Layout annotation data
▼

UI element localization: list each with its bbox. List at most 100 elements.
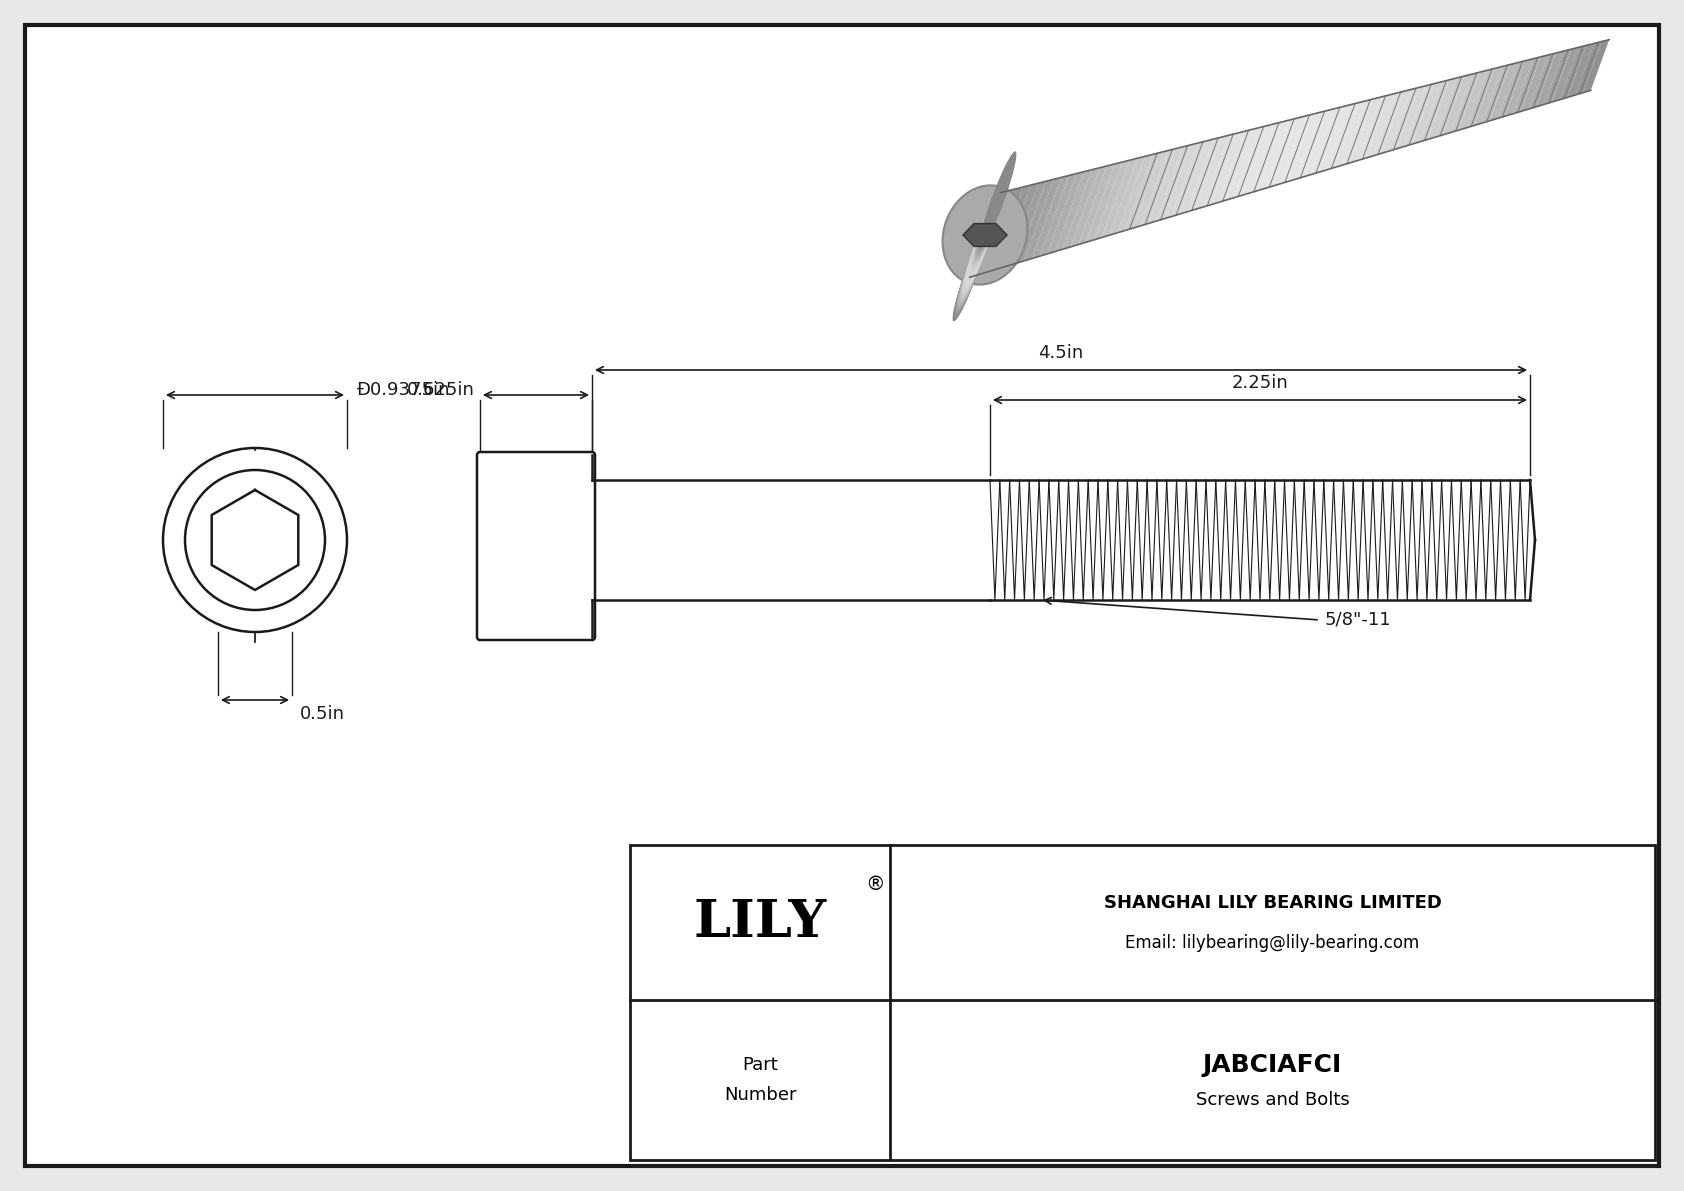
Text: 0.625in: 0.625in <box>408 381 475 399</box>
Polygon shape <box>1413 82 1442 144</box>
Ellipse shape <box>963 195 1000 291</box>
Polygon shape <box>1497 61 1526 118</box>
Polygon shape <box>994 185 1031 270</box>
Polygon shape <box>1428 77 1457 139</box>
Polygon shape <box>1116 155 1152 233</box>
Polygon shape <box>1559 45 1586 100</box>
Ellipse shape <box>965 193 1002 288</box>
Text: JABCIAFCI: JABCIAFCI <box>1202 1053 1342 1077</box>
Polygon shape <box>1164 143 1199 219</box>
Polygon shape <box>1334 101 1366 168</box>
Polygon shape <box>1047 172 1084 254</box>
Polygon shape <box>1015 180 1054 263</box>
Polygon shape <box>1125 152 1160 231</box>
Polygon shape <box>1288 112 1320 181</box>
Polygon shape <box>1155 145 1191 222</box>
Text: ®: ® <box>866 875 884 894</box>
Polygon shape <box>1179 139 1214 214</box>
Polygon shape <box>1420 80 1450 142</box>
Polygon shape <box>1172 141 1206 217</box>
Ellipse shape <box>975 167 1010 262</box>
Text: Email: lilybearing@lily-bearing.com: Email: lilybearing@lily-bearing.com <box>1125 934 1420 952</box>
Polygon shape <box>1078 164 1115 244</box>
Polygon shape <box>1575 42 1601 95</box>
Polygon shape <box>1389 87 1420 151</box>
Polygon shape <box>1039 174 1076 256</box>
Text: Part: Part <box>743 1056 778 1074</box>
Ellipse shape <box>978 154 1015 249</box>
Polygon shape <box>1521 55 1548 112</box>
Polygon shape <box>1009 181 1046 266</box>
Polygon shape <box>1357 95 1389 161</box>
Polygon shape <box>1351 96 1381 163</box>
Ellipse shape <box>962 202 997 298</box>
FancyBboxPatch shape <box>477 453 594 640</box>
Text: 2.25in: 2.25in <box>1231 374 1288 392</box>
Polygon shape <box>1366 93 1396 158</box>
Ellipse shape <box>967 187 1004 282</box>
Ellipse shape <box>955 218 992 313</box>
Ellipse shape <box>972 174 1009 269</box>
Polygon shape <box>1273 117 1305 186</box>
Polygon shape <box>1396 86 1426 149</box>
Polygon shape <box>970 191 1009 278</box>
Polygon shape <box>1095 160 1130 239</box>
Polygon shape <box>1319 105 1351 173</box>
Text: SHANGHAI LILY BEARING LIMITED: SHANGHAI LILY BEARING LIMITED <box>1103 893 1442 911</box>
Polygon shape <box>1544 49 1571 105</box>
Ellipse shape <box>963 198 1000 293</box>
Polygon shape <box>1086 162 1122 242</box>
Ellipse shape <box>955 222 992 317</box>
Polygon shape <box>985 187 1024 273</box>
Ellipse shape <box>957 213 994 308</box>
Polygon shape <box>1490 63 1517 120</box>
Text: LILY: LILY <box>694 897 827 948</box>
Ellipse shape <box>968 182 1005 278</box>
Ellipse shape <box>970 177 1007 273</box>
Polygon shape <box>1568 43 1595 98</box>
Ellipse shape <box>968 185 1004 280</box>
Polygon shape <box>1536 51 1563 107</box>
Polygon shape <box>1342 99 1374 166</box>
Polygon shape <box>1467 68 1495 127</box>
Polygon shape <box>1443 74 1472 135</box>
Text: 4.5in: 4.5in <box>1039 344 1083 362</box>
Polygon shape <box>1374 92 1404 156</box>
Ellipse shape <box>977 158 1014 254</box>
Polygon shape <box>1234 126 1266 198</box>
Polygon shape <box>1280 114 1312 183</box>
Polygon shape <box>1452 73 1480 132</box>
Polygon shape <box>1381 89 1411 154</box>
Polygon shape <box>1250 121 1282 193</box>
Polygon shape <box>1265 118 1297 188</box>
Polygon shape <box>1256 120 1290 191</box>
Ellipse shape <box>980 151 1017 247</box>
Polygon shape <box>1024 177 1061 261</box>
Polygon shape <box>1529 54 1556 110</box>
Polygon shape <box>1303 108 1335 176</box>
Polygon shape <box>1226 127 1260 200</box>
Polygon shape <box>1218 130 1251 202</box>
Ellipse shape <box>957 216 994 311</box>
Polygon shape <box>1404 83 1435 146</box>
Polygon shape <box>1514 57 1541 113</box>
Polygon shape <box>1148 146 1184 224</box>
Polygon shape <box>1583 39 1610 93</box>
Polygon shape <box>1187 137 1221 212</box>
Ellipse shape <box>967 191 1002 285</box>
Polygon shape <box>1211 131 1244 205</box>
Polygon shape <box>1505 58 1532 116</box>
Polygon shape <box>963 224 1007 247</box>
Polygon shape <box>1312 107 1342 175</box>
Ellipse shape <box>975 164 1012 260</box>
Polygon shape <box>1000 183 1039 268</box>
Polygon shape <box>1101 158 1137 237</box>
Text: Ð0.9375in: Ð0.9375in <box>357 381 451 399</box>
Text: Number: Number <box>724 1086 797 1104</box>
Polygon shape <box>977 189 1015 275</box>
Polygon shape <box>1071 166 1106 247</box>
Polygon shape <box>1202 133 1236 207</box>
Polygon shape <box>1435 76 1465 137</box>
Polygon shape <box>1241 124 1275 195</box>
Ellipse shape <box>953 226 989 322</box>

▲

* Set exercise:
Repeat all of the lines in the records above exactly, omitting the pictures.

* Output of the exercise:
UI element localization: list each with its bbox. List at most 100 elements.
Text: 0.625in: 0.625in <box>408 381 475 399</box>
Polygon shape <box>1413 82 1442 144</box>
Ellipse shape <box>963 195 1000 291</box>
Polygon shape <box>1497 61 1526 118</box>
Polygon shape <box>994 185 1031 270</box>
Polygon shape <box>1428 77 1457 139</box>
Polygon shape <box>1116 155 1152 233</box>
Polygon shape <box>1559 45 1586 100</box>
Ellipse shape <box>965 193 1002 288</box>
Text: JABCIAFCI: JABCIAFCI <box>1202 1053 1342 1077</box>
Polygon shape <box>1164 143 1199 219</box>
Polygon shape <box>1334 101 1366 168</box>
Polygon shape <box>1047 172 1084 254</box>
Polygon shape <box>1015 180 1054 263</box>
Polygon shape <box>1125 152 1160 231</box>
Polygon shape <box>1288 112 1320 181</box>
Polygon shape <box>1155 145 1191 222</box>
Text: ®: ® <box>866 875 884 894</box>
Polygon shape <box>1179 139 1214 214</box>
Polygon shape <box>1420 80 1450 142</box>
Polygon shape <box>1172 141 1206 217</box>
Ellipse shape <box>975 167 1010 262</box>
Text: Email: lilybearing@lily-bearing.com: Email: lilybearing@lily-bearing.com <box>1125 934 1420 952</box>
Polygon shape <box>1078 164 1115 244</box>
Polygon shape <box>1575 42 1601 95</box>
Polygon shape <box>1389 87 1420 151</box>
Polygon shape <box>1039 174 1076 256</box>
Text: Part: Part <box>743 1056 778 1074</box>
Ellipse shape <box>978 154 1015 249</box>
Polygon shape <box>1521 55 1548 112</box>
Polygon shape <box>1009 181 1046 266</box>
Polygon shape <box>1357 95 1389 161</box>
Polygon shape <box>1351 96 1381 163</box>
Ellipse shape <box>962 202 997 298</box>
FancyBboxPatch shape <box>477 453 594 640</box>
Text: 2.25in: 2.25in <box>1231 374 1288 392</box>
Polygon shape <box>1366 93 1396 158</box>
Ellipse shape <box>967 187 1004 282</box>
Ellipse shape <box>955 218 992 313</box>
Ellipse shape <box>972 174 1009 269</box>
Polygon shape <box>1273 117 1305 186</box>
Polygon shape <box>1396 86 1426 149</box>
Polygon shape <box>970 191 1009 278</box>
Polygon shape <box>1095 160 1130 239</box>
Polygon shape <box>1319 105 1351 173</box>
Text: SHANGHAI LILY BEARING LIMITED: SHANGHAI LILY BEARING LIMITED <box>1103 893 1442 911</box>
Polygon shape <box>1544 49 1571 105</box>
Ellipse shape <box>963 198 1000 293</box>
Polygon shape <box>1086 162 1122 242</box>
Ellipse shape <box>955 222 992 317</box>
Polygon shape <box>985 187 1024 273</box>
Ellipse shape <box>957 213 994 308</box>
Polygon shape <box>1490 63 1517 120</box>
Text: LILY: LILY <box>694 897 827 948</box>
Ellipse shape <box>968 182 1005 278</box>
Ellipse shape <box>970 177 1007 273</box>
Polygon shape <box>1568 43 1595 98</box>
Ellipse shape <box>968 185 1004 280</box>
Polygon shape <box>1536 51 1563 107</box>
Polygon shape <box>1342 99 1374 166</box>
Polygon shape <box>1467 68 1495 127</box>
Polygon shape <box>1443 74 1472 135</box>
Text: 4.5in: 4.5in <box>1039 344 1083 362</box>
Polygon shape <box>1374 92 1404 156</box>
Ellipse shape <box>977 158 1014 254</box>
Polygon shape <box>1234 126 1266 198</box>
Polygon shape <box>1280 114 1312 183</box>
Polygon shape <box>1452 73 1480 132</box>
Polygon shape <box>1381 89 1411 154</box>
Polygon shape <box>1250 121 1282 193</box>
Polygon shape <box>1265 118 1297 188</box>
Polygon shape <box>1256 120 1290 191</box>
Ellipse shape <box>980 151 1017 247</box>
Polygon shape <box>1024 177 1061 261</box>
Polygon shape <box>1529 54 1556 110</box>
Polygon shape <box>1303 108 1335 176</box>
Polygon shape <box>1226 127 1260 200</box>
Polygon shape <box>1218 130 1251 202</box>
Ellipse shape <box>957 216 994 311</box>
Polygon shape <box>1404 83 1435 146</box>
Polygon shape <box>1514 57 1541 113</box>
Polygon shape <box>1148 146 1184 224</box>
Polygon shape <box>1583 39 1610 93</box>
Polygon shape <box>1187 137 1221 212</box>
Ellipse shape <box>967 191 1002 285</box>
Polygon shape <box>1211 131 1244 205</box>
Polygon shape <box>1505 58 1532 116</box>
Polygon shape <box>963 224 1007 247</box>
Polygon shape <box>1312 107 1342 175</box>
Ellipse shape <box>975 164 1012 260</box>
Polygon shape <box>1000 183 1039 268</box>
Polygon shape <box>1101 158 1137 237</box>
Text: Ð0.9375in: Ð0.9375in <box>357 381 451 399</box>
Text: Number: Number <box>724 1086 797 1104</box>
Polygon shape <box>977 189 1015 275</box>
Polygon shape <box>1071 166 1106 247</box>
Polygon shape <box>1202 133 1236 207</box>
Polygon shape <box>1435 76 1465 137</box>
Polygon shape <box>1241 124 1275 195</box>
Ellipse shape <box>953 226 989 322</box>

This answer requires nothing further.